In the records that follow, locate every line with "background" and extract it.
--
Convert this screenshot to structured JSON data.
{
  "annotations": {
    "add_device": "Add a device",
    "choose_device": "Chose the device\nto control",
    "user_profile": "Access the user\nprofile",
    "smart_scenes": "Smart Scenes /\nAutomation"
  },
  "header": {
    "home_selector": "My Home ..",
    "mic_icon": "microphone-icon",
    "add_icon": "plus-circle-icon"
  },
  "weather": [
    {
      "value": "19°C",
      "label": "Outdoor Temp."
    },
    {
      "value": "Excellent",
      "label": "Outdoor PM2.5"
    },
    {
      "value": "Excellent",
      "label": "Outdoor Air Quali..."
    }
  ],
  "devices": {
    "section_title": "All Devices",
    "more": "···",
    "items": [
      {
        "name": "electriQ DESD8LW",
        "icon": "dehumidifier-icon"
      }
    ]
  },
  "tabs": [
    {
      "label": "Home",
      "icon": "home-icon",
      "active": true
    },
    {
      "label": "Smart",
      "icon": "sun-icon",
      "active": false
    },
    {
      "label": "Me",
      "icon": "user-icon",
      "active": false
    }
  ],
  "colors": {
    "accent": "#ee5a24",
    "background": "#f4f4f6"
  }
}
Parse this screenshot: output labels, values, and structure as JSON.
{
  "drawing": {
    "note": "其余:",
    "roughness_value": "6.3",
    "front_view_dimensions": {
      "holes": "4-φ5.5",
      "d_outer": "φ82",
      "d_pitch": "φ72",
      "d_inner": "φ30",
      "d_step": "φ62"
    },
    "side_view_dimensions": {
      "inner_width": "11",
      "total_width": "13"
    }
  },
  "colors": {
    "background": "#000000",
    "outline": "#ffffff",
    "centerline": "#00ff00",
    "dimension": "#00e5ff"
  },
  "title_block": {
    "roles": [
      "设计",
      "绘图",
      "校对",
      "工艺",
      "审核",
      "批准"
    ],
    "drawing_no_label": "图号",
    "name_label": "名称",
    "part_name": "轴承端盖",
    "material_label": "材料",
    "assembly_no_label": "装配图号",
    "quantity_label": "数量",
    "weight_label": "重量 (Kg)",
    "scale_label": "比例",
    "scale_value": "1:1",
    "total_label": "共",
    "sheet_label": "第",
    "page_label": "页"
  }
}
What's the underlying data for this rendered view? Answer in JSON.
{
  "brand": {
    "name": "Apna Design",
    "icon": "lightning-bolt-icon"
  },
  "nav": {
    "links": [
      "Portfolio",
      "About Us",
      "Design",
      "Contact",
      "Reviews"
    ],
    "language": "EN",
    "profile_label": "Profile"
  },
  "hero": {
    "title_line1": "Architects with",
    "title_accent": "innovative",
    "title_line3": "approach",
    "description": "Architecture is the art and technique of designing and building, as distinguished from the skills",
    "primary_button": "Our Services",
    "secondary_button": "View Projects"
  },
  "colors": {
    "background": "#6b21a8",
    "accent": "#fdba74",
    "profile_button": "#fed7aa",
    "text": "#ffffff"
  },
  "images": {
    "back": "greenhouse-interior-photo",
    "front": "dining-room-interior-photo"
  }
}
--
## SOLUTION TO THE EXERCISE
    "background": "#f4f4f6"
    "background": "#000000",
    "background": "#6b21a8",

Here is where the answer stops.